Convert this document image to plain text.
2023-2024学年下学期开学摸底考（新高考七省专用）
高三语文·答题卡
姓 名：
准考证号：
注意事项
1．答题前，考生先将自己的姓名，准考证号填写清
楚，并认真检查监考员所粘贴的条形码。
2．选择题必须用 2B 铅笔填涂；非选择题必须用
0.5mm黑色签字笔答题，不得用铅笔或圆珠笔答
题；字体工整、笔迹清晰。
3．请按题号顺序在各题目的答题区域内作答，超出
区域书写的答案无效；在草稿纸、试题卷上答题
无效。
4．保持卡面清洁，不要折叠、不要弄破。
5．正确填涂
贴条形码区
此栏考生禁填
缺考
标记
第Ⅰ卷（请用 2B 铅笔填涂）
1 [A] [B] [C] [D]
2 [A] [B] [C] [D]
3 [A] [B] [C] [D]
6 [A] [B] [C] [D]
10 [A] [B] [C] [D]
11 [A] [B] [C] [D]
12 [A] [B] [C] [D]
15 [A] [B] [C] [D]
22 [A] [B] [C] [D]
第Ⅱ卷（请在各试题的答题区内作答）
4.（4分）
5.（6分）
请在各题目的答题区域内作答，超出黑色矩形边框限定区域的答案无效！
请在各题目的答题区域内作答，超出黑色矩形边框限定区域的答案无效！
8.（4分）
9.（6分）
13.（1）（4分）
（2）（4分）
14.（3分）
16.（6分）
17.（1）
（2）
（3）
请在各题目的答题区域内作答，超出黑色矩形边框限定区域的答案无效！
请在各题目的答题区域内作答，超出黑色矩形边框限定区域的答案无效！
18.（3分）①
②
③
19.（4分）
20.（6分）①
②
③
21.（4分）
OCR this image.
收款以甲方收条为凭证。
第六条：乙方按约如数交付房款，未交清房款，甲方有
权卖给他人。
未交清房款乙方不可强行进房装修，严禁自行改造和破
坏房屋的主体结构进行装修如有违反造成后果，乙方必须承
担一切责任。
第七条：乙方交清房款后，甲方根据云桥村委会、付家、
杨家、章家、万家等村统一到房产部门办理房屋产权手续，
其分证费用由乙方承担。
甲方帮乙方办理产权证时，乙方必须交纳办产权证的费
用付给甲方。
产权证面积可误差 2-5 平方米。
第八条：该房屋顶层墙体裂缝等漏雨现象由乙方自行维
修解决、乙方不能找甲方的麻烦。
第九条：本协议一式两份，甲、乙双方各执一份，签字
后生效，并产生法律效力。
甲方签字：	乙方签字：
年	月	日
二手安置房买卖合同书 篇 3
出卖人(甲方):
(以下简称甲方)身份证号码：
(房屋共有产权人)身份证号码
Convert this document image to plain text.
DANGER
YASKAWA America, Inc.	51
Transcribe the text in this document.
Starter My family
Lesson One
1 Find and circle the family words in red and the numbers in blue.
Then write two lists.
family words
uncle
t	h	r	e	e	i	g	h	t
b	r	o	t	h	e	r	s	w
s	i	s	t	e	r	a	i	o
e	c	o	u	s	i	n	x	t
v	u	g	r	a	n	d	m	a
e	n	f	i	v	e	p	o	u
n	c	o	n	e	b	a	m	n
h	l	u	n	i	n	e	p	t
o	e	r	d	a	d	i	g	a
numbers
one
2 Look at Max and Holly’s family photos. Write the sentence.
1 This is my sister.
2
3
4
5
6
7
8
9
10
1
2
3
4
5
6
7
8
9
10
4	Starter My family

> [AIM OF THE EXERCISE]
Copy exactly, and only, the lines from the one containing "OCR this image." through the last line of the listing.

> [WRITTEN RESPONSE]
OCR this image.
收款以甲方收条为凭证。
第六条：乙方按约如数交付房款，未交清房款，甲方有
权卖给他人。
未交清房款乙方不可强行进房装修，严禁自行改造和破
坏房屋的主体结构进行装修如有违反造成后果，乙方必须承
担一切责任。
第七条：乙方交清房款后，甲方根据云桥村委会、付家、
杨家、章家、万家等村统一到房产部门办理房屋产权手续，
其分证费用由乙方承担。
甲方帮乙方办理产权证时，乙方必须交纳办产权证的费
用付给甲方。
产权证面积可误差 2-5 平方米。
第八条：该房屋顶层墙体裂缝等漏雨现象由乙方自行维
修解决、乙方不能找甲方的麻烦。
第九条：本协议一式两份，甲、乙双方各执一份，签字
后生效，并产生法律效力。
甲方签字：	乙方签字：
年	月	日
二手安置房买卖合同书 篇 3
出卖人(甲方):
(以下简称甲方)身份证号码：
(房屋共有产权人)身份证号码
Convert this document image to plain text.
DANGER
YASKAWA America, Inc.	51
Transcribe the text in this document.
Starter My family
Lesson One
1 Find and circle the family words in red and the numbers in blue.
Then write two lists.
family words
uncle
t	h	r	e	e	i	g	h	t
b	r	o	t	h	e	r	s	w
s	i	s	t	e	r	a	i	o
e	c	o	u	s	i	n	x	t
v	u	g	r	a	n	d	m	a
e	n	f	i	v	e	p	o	u
n	c	o	n	e	b	a	m	n
h	l	u	n	i	n	e	p	t
o	e	r	d	a	d	i	g	a
numbers
one
2 Look at Max and Holly’s family photos. Write the sentence.
1 This is my sister.
2
3
4
5
6
7
8
9
10
1
2
3
4
5
6
7
8
9
10
4	Starter My family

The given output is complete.